--- start of SUPPLIED MATERIAL ---

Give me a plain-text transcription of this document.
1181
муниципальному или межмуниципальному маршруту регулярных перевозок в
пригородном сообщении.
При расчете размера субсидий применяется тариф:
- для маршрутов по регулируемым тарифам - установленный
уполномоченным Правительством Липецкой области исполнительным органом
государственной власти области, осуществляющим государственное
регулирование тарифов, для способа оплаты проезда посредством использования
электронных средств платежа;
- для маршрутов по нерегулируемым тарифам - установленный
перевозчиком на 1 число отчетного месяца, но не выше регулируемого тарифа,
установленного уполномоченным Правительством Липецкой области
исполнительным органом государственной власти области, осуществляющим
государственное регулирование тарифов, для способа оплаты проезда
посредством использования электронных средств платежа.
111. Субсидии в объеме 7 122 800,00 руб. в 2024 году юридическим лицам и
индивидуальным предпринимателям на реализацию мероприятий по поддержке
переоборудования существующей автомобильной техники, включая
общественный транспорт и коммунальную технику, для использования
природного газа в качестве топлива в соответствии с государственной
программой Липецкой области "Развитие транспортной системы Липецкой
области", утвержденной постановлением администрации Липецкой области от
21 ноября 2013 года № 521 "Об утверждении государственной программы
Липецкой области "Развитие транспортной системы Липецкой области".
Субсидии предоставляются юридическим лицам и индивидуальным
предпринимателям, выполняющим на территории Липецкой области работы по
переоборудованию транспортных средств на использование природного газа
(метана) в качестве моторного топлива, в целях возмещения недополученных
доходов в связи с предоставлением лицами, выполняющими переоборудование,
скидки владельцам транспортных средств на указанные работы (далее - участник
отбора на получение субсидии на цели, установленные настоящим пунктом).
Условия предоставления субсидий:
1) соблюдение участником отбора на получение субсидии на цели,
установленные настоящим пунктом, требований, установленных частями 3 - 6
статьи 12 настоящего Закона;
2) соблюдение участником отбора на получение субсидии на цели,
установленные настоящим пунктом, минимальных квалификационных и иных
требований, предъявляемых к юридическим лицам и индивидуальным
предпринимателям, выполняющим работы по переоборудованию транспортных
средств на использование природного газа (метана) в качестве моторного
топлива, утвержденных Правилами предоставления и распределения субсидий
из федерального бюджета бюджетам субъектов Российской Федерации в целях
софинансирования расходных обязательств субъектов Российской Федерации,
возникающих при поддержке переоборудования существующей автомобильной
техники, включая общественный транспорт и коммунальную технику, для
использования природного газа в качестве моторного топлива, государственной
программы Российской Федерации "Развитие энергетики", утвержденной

--- end of SUPPLIED MATERIAL ---

• **SHORT TASK**:
Find the word "метана" in the records and pull out each line that has it.

• **CORRECT ANSWER**:
(метана) в качестве моторного топлива, в целях возмещения недополученных
средств на использование природного газа (метана) в качестве моторного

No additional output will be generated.